_GIVEN REQUEST_
Reproduce all entries precisely, down to the last character.

_RECORDS TO PROCESS_
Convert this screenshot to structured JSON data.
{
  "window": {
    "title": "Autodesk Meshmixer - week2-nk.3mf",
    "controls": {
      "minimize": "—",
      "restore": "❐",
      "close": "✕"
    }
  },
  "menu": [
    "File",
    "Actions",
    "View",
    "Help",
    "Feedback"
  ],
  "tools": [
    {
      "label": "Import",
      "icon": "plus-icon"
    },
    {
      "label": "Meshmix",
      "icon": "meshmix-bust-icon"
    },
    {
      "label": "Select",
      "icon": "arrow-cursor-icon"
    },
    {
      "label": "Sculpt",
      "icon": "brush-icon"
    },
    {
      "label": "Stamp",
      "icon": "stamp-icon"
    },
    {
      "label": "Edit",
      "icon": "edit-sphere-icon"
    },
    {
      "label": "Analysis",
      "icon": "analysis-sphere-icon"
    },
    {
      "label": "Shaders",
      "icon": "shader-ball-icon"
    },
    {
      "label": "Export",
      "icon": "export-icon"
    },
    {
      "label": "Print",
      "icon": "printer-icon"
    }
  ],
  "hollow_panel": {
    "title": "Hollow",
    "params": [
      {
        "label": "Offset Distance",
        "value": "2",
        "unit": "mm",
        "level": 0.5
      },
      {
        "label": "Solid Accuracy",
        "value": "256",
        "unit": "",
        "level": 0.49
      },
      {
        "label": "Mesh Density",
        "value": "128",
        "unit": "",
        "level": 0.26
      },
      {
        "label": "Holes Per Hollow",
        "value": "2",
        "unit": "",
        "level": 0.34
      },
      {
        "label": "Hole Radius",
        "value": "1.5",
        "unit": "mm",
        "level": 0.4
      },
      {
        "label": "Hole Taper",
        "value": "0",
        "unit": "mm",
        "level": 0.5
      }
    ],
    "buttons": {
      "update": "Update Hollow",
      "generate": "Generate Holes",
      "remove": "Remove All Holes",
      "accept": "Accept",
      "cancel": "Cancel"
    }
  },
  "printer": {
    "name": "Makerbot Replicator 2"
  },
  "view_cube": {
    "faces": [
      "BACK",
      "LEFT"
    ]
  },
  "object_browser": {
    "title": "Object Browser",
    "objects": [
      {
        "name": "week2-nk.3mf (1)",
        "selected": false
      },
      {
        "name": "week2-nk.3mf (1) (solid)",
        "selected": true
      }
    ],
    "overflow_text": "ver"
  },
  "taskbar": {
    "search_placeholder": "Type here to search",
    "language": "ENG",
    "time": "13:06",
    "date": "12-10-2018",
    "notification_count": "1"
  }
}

_ANSWER FOR THIS EXERCISE_
Convert this screenshot to structured JSON data.
{
  "window": {
    "title": "Autodesk Meshmixer - week2-nk.3mf",
    "controls": {
      "minimize": "—",
      "restore": "❐",
      "close": "✕"
    }
  },
  "menu": [
    "File",
    "Actions",
    "View",
    "Help",
    "Feedback"
  ],
  "tools": [
    {
      "label": "Import",
      "icon": "plus-icon"
    },
    {
      "label": "Meshmix",
      "icon": "meshmix-bust-icon"
    },
    {
      "label": "Select",
      "icon": "arrow-cursor-icon"
    },
    {
      "label": "Sculpt",
      "icon": "brush-icon"
    },
    {
      "label": "Stamp",
      "icon": "stamp-icon"
    },
    {
      "label": "Edit",
      "icon": "edit-sphere-icon"
    },
    {
      "label": "Analysis",
      "icon": "analysis-sphere-icon"
    },
    {
      "label": "Shaders",
      "icon": "shader-ball-icon"
    },
    {
      "label": "Export",
      "icon": "export-icon"
    },
    {
      "label": "Print",
      "icon": "printer-icon"
    }
  ],
  "hollow_panel": {
    "title": "Hollow",
    "params": [
      {
        "label": "Offset Distance",
        "value": "2",
        "unit": "mm",
        "level": 0.5
      },
      {
        "label": "Solid Accuracy",
        "value": "256",
        "unit": "",
        "level": 0.49
      },
      {
        "label": "Mesh Density",
        "value": "128",
        "unit": "",
        "level": 0.26
      },
      {
        "label": "Holes Per Hollow",
        "value": "2",
        "unit": "",
        "level": 0.34
      },
      {
        "label": "Hole Radius",
        "value": "1.5",
        "unit": "mm",
        "level": 0.4
      },
      {
        "label": "Hole Taper",
        "value": "0",
        "unit": "mm",
        "level": 0.5
      }
    ],
    "buttons": {
      "update": "Update Hollow",
      "generate": "Generate Holes",
      "remove": "Remove All Holes",
      "accept": "Accept",
      "cancel": "Cancel"
    }
  },
  "printer": {
    "name": "Makerbot Replicator 2"
  },
  "view_cube": {
    "faces": [
      "BACK",
      "LEFT"
    ]
  },
  "object_browser": {
    "title": "Object Browser",
    "objects": [
      {
        "name": "week2-nk.3mf (1)",
        "selected": false
      },
      {
        "name": "week2-nk.3mf (1) (solid)",
        "selected": true
      }
    ],
    "overflow_text": "ver"
  },
  "taskbar": {
    "search_placeholder": "Type here to search",
    "language": "ENG",
    "time": "13:06",
    "date": "12-10-2018",
    "notification_count": "1"
  }
}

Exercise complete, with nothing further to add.